SUPPLIED DATA:
________________________________________

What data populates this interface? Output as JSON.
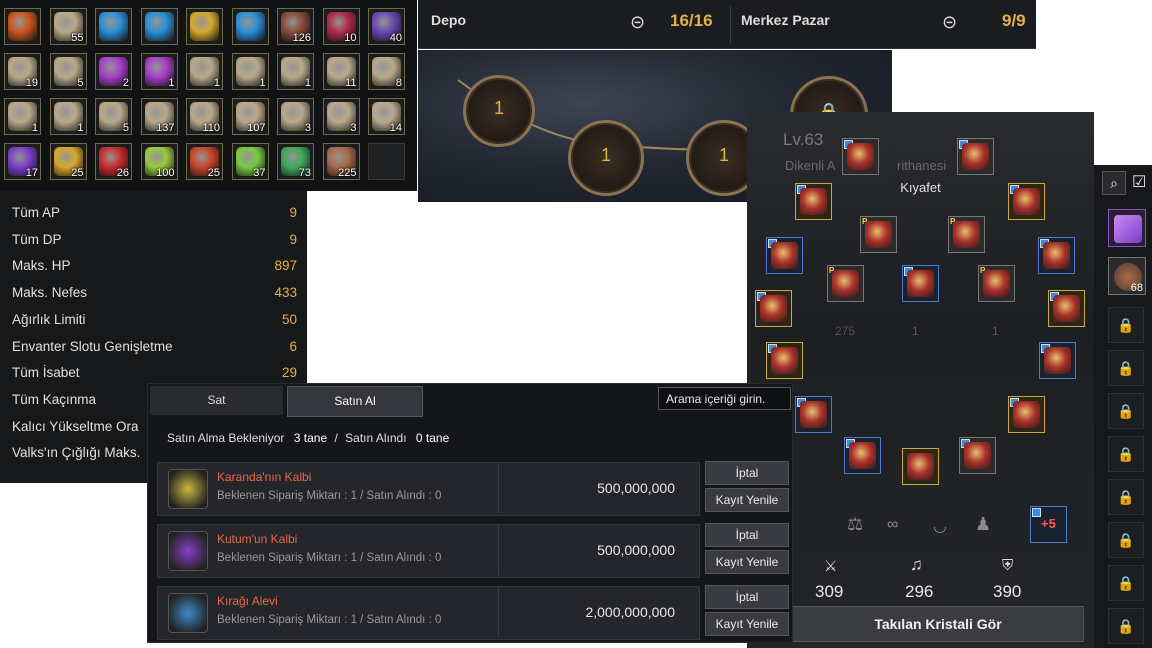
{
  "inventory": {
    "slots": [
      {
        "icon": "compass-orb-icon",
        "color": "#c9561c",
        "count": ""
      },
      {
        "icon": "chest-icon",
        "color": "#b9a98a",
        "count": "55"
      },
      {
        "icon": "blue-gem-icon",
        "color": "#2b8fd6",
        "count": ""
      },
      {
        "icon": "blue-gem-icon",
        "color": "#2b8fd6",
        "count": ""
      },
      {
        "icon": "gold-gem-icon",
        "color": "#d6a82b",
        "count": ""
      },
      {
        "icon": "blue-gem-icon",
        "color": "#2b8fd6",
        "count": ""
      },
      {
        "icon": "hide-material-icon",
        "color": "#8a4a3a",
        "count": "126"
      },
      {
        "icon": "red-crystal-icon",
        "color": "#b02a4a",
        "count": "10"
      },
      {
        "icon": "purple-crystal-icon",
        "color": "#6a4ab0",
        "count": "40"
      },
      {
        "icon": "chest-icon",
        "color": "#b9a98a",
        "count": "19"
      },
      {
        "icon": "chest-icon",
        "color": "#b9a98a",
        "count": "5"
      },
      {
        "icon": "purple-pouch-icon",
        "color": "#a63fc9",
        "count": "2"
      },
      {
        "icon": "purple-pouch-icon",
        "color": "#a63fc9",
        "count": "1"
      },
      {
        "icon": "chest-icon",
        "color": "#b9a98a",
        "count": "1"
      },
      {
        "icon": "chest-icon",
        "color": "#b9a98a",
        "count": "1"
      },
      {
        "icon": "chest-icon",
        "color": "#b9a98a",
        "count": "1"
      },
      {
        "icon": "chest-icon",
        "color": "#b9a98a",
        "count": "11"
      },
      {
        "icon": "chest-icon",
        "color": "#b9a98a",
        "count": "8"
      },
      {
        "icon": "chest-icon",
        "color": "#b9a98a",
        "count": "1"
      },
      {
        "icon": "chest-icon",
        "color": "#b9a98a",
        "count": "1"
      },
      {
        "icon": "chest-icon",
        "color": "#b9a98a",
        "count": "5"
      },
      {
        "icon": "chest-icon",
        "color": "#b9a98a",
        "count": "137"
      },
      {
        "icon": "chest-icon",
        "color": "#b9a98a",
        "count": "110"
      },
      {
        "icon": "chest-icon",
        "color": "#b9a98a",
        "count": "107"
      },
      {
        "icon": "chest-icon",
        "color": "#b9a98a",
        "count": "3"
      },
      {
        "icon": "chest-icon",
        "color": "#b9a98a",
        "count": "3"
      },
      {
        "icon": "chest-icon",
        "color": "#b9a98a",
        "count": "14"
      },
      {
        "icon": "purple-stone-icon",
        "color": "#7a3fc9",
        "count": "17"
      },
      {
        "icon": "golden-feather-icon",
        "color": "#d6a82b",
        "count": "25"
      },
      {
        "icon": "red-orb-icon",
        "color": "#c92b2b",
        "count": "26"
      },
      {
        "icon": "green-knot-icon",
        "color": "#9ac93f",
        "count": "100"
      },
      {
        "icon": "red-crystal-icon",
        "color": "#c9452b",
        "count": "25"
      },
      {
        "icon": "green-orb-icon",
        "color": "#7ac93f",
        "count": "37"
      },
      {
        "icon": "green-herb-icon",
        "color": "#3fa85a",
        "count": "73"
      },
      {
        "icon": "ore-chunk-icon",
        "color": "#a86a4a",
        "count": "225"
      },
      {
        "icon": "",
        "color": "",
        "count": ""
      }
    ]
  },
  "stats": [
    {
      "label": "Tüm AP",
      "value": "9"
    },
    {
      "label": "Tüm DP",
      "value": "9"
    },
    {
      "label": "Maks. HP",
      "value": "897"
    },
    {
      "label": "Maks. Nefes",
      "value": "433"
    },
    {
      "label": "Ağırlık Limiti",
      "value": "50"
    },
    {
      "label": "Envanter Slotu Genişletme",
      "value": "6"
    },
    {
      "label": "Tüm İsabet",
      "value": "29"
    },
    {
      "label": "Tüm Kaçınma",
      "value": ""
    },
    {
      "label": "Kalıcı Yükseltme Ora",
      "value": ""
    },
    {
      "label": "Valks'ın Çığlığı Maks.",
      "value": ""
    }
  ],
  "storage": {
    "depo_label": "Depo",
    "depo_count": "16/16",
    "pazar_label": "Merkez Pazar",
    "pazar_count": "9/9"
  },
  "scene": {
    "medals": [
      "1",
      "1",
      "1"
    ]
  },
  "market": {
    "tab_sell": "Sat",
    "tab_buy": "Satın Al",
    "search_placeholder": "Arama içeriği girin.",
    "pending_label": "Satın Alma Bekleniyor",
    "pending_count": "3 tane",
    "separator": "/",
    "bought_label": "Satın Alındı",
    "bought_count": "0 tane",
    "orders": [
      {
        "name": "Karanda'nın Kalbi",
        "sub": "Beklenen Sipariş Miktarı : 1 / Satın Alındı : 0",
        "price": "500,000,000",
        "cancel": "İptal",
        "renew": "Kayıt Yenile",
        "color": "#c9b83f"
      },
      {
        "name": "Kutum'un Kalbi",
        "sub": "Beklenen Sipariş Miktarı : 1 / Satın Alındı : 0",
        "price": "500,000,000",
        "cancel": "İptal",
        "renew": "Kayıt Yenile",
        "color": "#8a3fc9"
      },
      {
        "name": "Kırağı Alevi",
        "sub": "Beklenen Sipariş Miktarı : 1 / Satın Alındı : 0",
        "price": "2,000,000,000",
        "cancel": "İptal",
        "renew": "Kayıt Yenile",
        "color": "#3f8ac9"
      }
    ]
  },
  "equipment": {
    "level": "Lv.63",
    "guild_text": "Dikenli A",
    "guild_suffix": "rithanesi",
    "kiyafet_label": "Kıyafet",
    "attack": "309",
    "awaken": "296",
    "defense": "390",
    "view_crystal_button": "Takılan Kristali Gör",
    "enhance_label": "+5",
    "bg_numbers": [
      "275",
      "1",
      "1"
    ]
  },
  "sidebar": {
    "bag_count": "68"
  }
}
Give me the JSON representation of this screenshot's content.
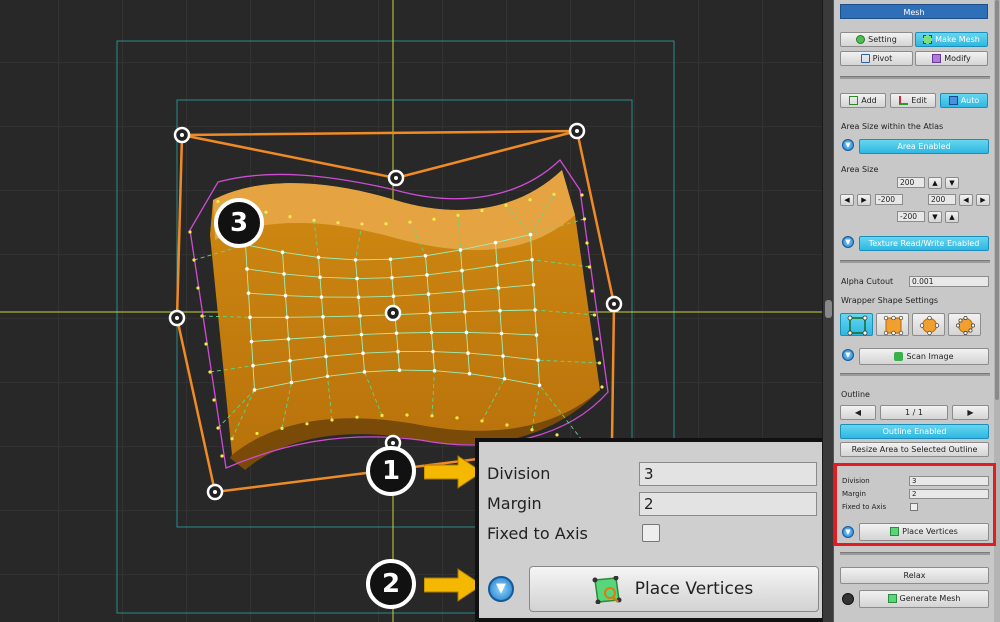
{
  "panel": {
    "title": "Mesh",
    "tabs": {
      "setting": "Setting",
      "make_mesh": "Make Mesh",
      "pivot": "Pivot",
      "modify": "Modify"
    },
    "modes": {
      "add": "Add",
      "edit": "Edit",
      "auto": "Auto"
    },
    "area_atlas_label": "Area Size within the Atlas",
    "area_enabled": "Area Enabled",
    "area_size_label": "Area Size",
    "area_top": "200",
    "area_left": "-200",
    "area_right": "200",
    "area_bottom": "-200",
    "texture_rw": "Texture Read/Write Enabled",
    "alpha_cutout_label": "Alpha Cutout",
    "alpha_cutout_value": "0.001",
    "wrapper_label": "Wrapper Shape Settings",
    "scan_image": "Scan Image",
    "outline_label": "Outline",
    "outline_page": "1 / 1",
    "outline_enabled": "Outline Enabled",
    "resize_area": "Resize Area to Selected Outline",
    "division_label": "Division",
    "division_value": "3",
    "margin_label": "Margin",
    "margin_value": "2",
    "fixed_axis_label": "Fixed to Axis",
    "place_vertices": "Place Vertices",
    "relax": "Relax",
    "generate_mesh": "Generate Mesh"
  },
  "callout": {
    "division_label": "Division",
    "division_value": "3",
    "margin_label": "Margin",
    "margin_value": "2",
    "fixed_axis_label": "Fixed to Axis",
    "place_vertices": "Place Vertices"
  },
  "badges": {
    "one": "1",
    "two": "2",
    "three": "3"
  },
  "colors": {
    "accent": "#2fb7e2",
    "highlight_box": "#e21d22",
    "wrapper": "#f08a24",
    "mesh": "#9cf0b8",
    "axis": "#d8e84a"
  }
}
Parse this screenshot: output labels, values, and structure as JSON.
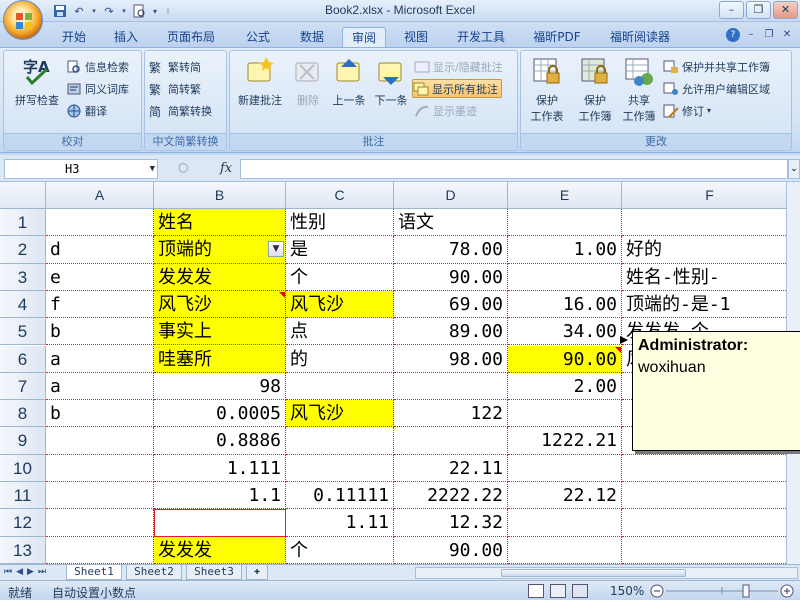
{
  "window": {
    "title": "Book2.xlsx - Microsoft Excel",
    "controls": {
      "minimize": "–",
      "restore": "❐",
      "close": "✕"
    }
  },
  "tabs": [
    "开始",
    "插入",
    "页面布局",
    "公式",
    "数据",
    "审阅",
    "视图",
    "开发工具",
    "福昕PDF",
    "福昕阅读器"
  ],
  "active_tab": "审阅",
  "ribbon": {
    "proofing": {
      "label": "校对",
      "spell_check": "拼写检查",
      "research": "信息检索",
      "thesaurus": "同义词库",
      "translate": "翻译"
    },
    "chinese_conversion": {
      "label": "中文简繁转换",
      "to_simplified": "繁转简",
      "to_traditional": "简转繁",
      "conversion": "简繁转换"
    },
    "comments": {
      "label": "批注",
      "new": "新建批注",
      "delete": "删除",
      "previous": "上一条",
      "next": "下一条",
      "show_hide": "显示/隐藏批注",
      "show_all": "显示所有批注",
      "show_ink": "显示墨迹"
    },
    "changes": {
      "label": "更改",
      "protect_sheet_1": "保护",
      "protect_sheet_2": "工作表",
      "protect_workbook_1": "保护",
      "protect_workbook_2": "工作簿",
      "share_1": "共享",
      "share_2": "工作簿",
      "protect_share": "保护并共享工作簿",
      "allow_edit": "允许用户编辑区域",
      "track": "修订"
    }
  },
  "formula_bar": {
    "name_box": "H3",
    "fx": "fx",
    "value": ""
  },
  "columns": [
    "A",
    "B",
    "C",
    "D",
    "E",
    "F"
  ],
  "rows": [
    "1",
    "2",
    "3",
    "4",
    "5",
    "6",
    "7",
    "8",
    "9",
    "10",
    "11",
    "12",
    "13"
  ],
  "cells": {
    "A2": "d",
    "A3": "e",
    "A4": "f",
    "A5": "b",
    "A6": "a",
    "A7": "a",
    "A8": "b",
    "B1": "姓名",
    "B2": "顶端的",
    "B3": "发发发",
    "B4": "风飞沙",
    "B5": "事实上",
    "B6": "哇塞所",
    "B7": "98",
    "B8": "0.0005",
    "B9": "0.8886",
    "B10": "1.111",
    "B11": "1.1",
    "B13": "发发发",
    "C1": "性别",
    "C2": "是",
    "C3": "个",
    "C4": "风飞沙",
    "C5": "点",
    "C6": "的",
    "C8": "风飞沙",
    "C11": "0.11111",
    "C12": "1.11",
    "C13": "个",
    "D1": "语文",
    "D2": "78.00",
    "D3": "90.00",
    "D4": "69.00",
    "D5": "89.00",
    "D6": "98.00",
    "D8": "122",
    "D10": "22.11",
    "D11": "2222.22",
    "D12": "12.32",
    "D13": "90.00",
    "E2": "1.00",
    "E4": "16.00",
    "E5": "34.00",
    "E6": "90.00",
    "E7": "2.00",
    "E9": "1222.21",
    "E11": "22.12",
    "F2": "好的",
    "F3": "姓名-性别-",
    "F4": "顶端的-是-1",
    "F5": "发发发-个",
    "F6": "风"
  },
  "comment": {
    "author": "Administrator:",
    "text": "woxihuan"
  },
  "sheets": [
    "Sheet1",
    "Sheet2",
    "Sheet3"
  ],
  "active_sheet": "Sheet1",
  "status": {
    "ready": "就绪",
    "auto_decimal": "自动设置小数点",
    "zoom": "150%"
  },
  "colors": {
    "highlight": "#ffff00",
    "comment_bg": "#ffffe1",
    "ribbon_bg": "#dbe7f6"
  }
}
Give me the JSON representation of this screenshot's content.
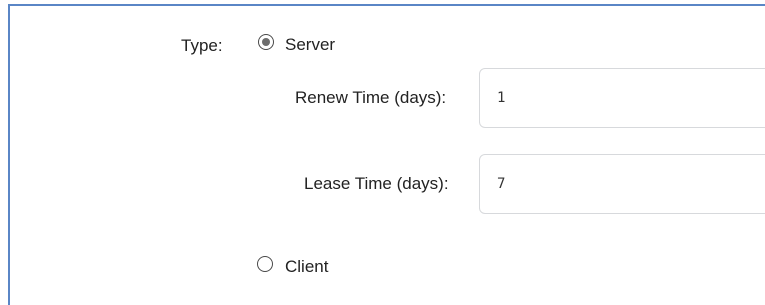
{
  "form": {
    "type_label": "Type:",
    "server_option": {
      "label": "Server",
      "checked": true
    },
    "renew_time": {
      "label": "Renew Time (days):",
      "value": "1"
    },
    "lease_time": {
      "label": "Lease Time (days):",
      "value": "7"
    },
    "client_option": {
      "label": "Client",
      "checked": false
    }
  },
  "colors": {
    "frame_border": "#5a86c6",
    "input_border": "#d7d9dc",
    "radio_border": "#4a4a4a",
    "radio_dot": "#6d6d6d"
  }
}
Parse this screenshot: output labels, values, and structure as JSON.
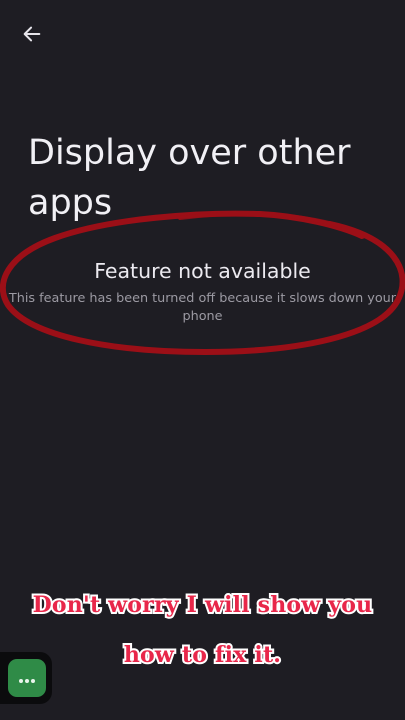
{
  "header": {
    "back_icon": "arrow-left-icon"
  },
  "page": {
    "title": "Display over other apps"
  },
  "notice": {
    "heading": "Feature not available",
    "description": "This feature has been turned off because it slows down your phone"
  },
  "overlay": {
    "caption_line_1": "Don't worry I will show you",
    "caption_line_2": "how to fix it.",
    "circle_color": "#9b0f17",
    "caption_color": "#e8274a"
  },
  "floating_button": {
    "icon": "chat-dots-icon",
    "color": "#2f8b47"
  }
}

________________________________________

OBJECTIVE:
Show all lines from the listing above in which "green" appears.

FINAL ANSWER:
        "icon": "green-knot-icon",
        "icon": "green-orb-icon",
        "icon": "green-herb-icon",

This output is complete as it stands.